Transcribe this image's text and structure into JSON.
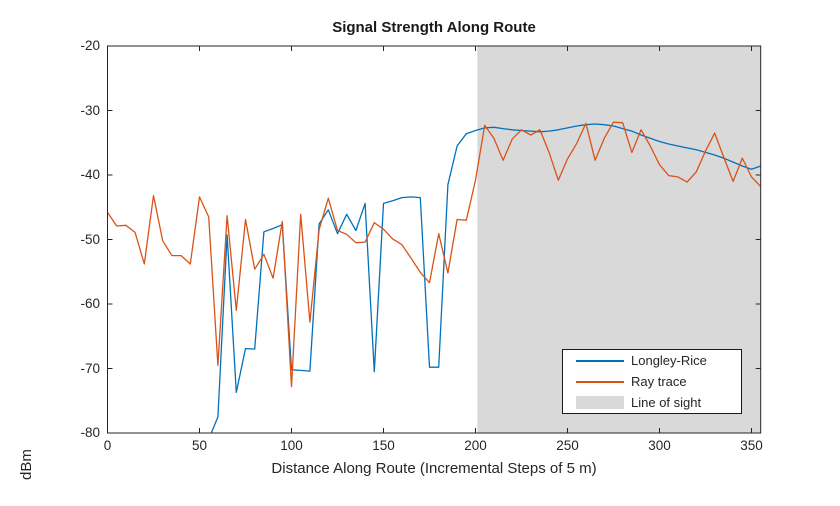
{
  "chart_data": {
    "type": "line",
    "title": "Signal Strength Along Route",
    "xlabel": "Distance Along Route (Incremental Steps of 5 m)",
    "ylabel": "dBm",
    "xlim": [
      0,
      355
    ],
    "ylim": [
      -80,
      -20
    ],
    "xticks": [
      0,
      50,
      100,
      150,
      200,
      250,
      300,
      350
    ],
    "yticks": [
      -20,
      -30,
      -40,
      -50,
      -60,
      -70,
      -80
    ],
    "grid": false,
    "x_step_m": 5,
    "legend": {
      "position": "southeast",
      "entries": [
        "Longley-Rice",
        "Ray trace",
        "Line of sight"
      ]
    },
    "colors": {
      "longley_rice": "#0072BD",
      "ray_trace": "#D95319",
      "line_of_sight_fill": "#D9D9D9",
      "axis": "#262626"
    },
    "los_region": {
      "label": "Line of sight",
      "x_start": 201,
      "x_end": 355
    },
    "series": [
      {
        "name": "Longley-Rice",
        "color": "#0072BD",
        "x_start": 55,
        "x_step": 5,
        "values": [
          -81,
          -77.5,
          -49.3,
          -73.7,
          -66.9,
          -67.0,
          -48.8,
          -48.3,
          -47.7,
          -70.2,
          -70.3,
          -70.4,
          -47.6,
          -45.4,
          -49.1,
          -46.1,
          -48.6,
          -44.4,
          -70.5,
          -44.4,
          -44.0,
          -43.5,
          -43.4,
          -43.5,
          -69.8,
          -69.8,
          -41.5,
          -35.5,
          -33.6,
          -33.1,
          -32.7,
          -32.6,
          -32.8,
          -33.0,
          -33.1,
          -33.2,
          -33.3,
          -33.2,
          -33.0,
          -32.7,
          -32.4,
          -32.2,
          -32.1,
          -32.2,
          -32.4,
          -32.8,
          -33.2,
          -33.8,
          -34.3,
          -34.8,
          -35.2,
          -35.5,
          -35.8,
          -36.1,
          -36.5,
          -36.9,
          -37.4,
          -38.0,
          -38.6,
          -39.1,
          -38.6
        ]
      },
      {
        "name": "Ray trace",
        "color": "#D95319",
        "x_start": 0,
        "x_step": 5,
        "values": [
          -45.8,
          -47.9,
          -47.8,
          -48.9,
          -53.8,
          -43.2,
          -50.2,
          -52.5,
          -52.5,
          -53.8,
          -43.4,
          -46.5,
          -69.5,
          -46.3,
          -61.0,
          -46.9,
          -54.6,
          -52.3,
          -56.0,
          -47.2,
          -72.8,
          -46.1,
          -62.8,
          -48.5,
          -43.6,
          -48.6,
          -49.2,
          -50.5,
          -50.4,
          -47.4,
          -48.4,
          -49.9,
          -50.8,
          -52.9,
          -55.1,
          -56.7,
          -49.1,
          -55.2,
          -46.9,
          -47.0,
          -40.8,
          -32.3,
          -34.3,
          -37.7,
          -34.4,
          -33.0,
          -33.8,
          -33.0,
          -36.5,
          -40.8,
          -37.5,
          -35.1,
          -32.0,
          -37.7,
          -34.3,
          -31.8,
          -31.9,
          -36.5,
          -33.0,
          -35.5,
          -38.4,
          -40.1,
          -40.3,
          -41.1,
          -39.5,
          -36.3,
          -33.5,
          -37.3,
          -41.0,
          -37.4,
          -40.3,
          -41.8
        ]
      }
    ]
  }
}
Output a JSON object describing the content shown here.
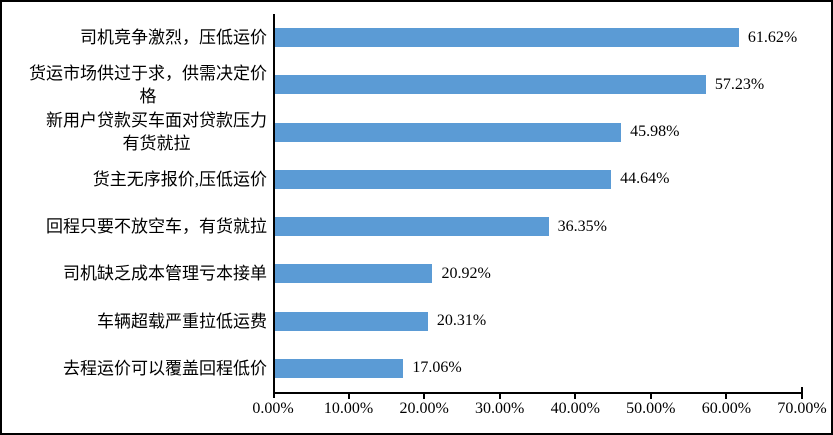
{
  "chart_data": {
    "type": "bar",
    "orientation": "horizontal",
    "title": "",
    "xlabel": "",
    "ylabel": "",
    "categories": [
      "司机竞争激烈，压低运价",
      "货运市场供过于求，供需决定价\n格",
      "新用户贷款买车面对贷款压力\n有货就拉",
      "货主无序报价,压低运价",
      "回程只要不放空车，有货就拉",
      "司机缺乏成本管理亏本接单",
      "车辆超载严重拉低运费",
      "去程运价可以覆盖回程低价"
    ],
    "values": [
      61.62,
      57.23,
      45.98,
      44.64,
      36.35,
      20.92,
      20.31,
      17.06
    ],
    "value_labels": [
      "61.62%",
      "57.23%",
      "45.98%",
      "44.64%",
      "36.35%",
      "20.92%",
      "20.31%",
      "17.06%"
    ],
    "x_ticks": [
      "0.00%",
      "10.00%",
      "20.00%",
      "30.00%",
      "40.00%",
      "50.00%",
      "60.00%",
      "70.00%"
    ],
    "xlim": [
      0,
      70
    ],
    "grid": false,
    "legend": false,
    "bar_color": "#5B9BD5",
    "axis_color": "#000000",
    "text_color": "#000000",
    "background_color": "#FFFFFF",
    "border_color": "#000000"
  }
}
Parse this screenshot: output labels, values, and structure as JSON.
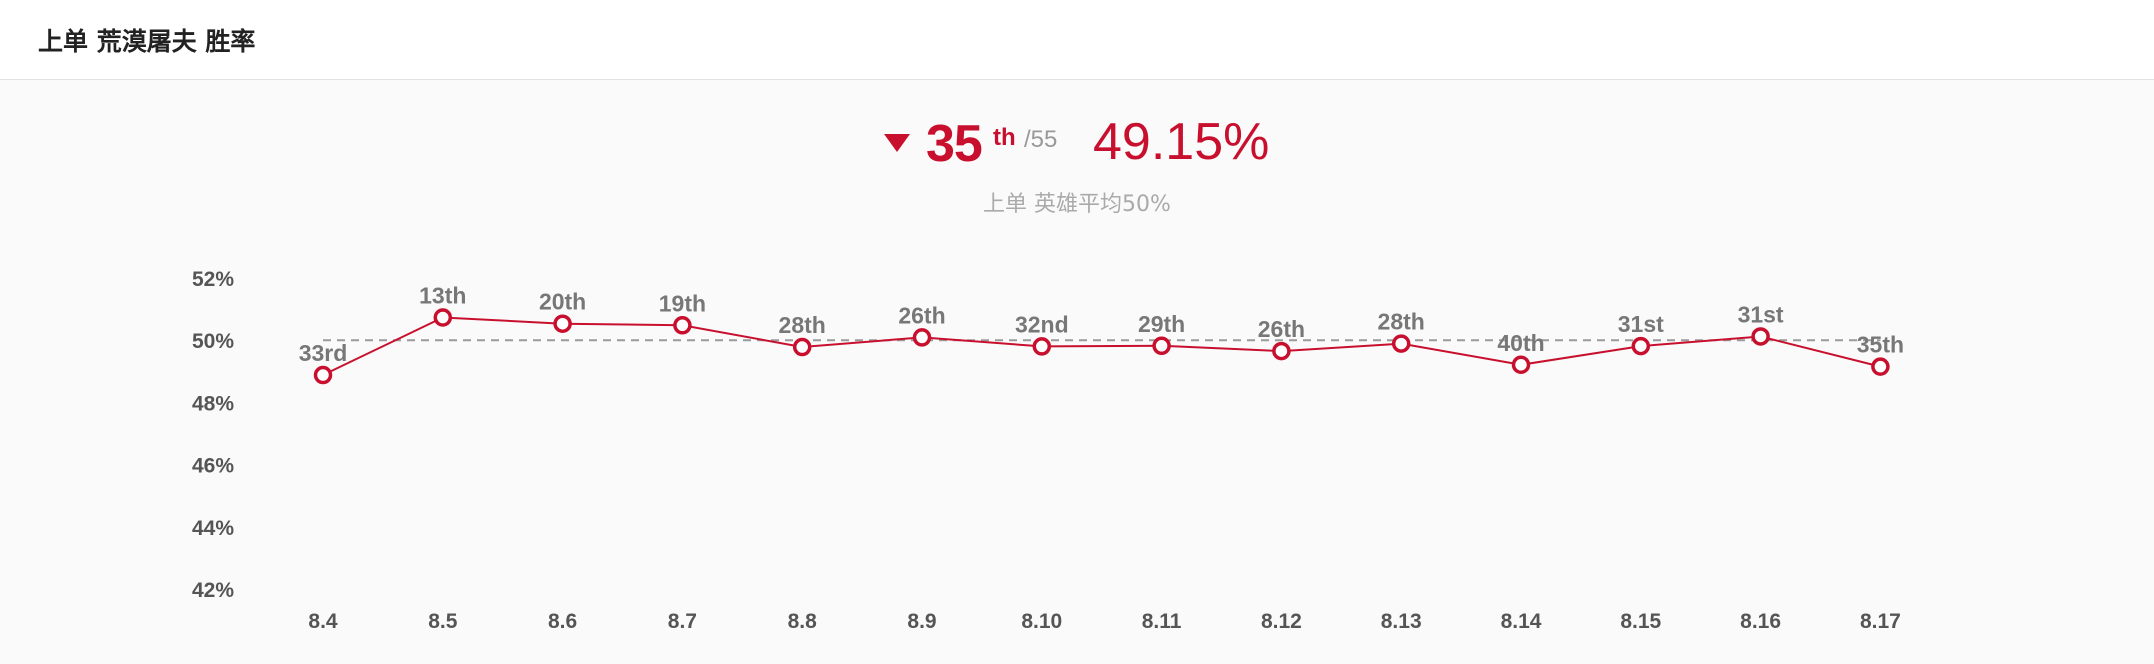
{
  "header": {
    "title": "上单 荒漠屠夫 胜率"
  },
  "summary": {
    "trend": "down",
    "trend_color": "#c8102e",
    "rank": "35",
    "rank_suffix": "th",
    "rank_total": "/55",
    "winrate": "49.15%",
    "subtitle": "上单 英雄平均50%"
  },
  "chart_data": {
    "type": "line",
    "categories": [
      "8.4",
      "8.5",
      "8.6",
      "8.7",
      "8.8",
      "8.9",
      "8.10",
      "8.11",
      "8.12",
      "8.13",
      "8.14",
      "8.15",
      "8.16",
      "8.17"
    ],
    "series": [
      {
        "values": [
          48.88,
          50.73,
          50.53,
          50.48,
          49.78,
          50.09,
          49.8,
          49.82,
          49.65,
          49.89,
          49.21,
          49.81,
          50.12,
          49.15
        ],
        "labels": [
          "33rd",
          "13th",
          "20th",
          "19th",
          "28th",
          "26th",
          "32nd",
          "29th",
          "26th",
          "28th",
          "40th",
          "31st",
          "31st",
          "35th"
        ],
        "color": "#c8102e"
      }
    ],
    "reference_line": {
      "value": 50,
      "style": "dashed",
      "color": "#9a9a9a"
    },
    "yticks": [
      "52%",
      "50%",
      "48%",
      "46%",
      "44%",
      "42%"
    ],
    "ylim": [
      42,
      52
    ],
    "title": "",
    "xlabel": "",
    "ylabel": "",
    "grid": false,
    "legend": "none"
  }
}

^^^^^^^^^^^^^^^^

The exercise
Go through the entries and return each line where the word "structure" appears.

Solution for this exercise
Transcribe this image's text and structure into JSON.
Parse this screenshot: output labels, values, and structure as JSON.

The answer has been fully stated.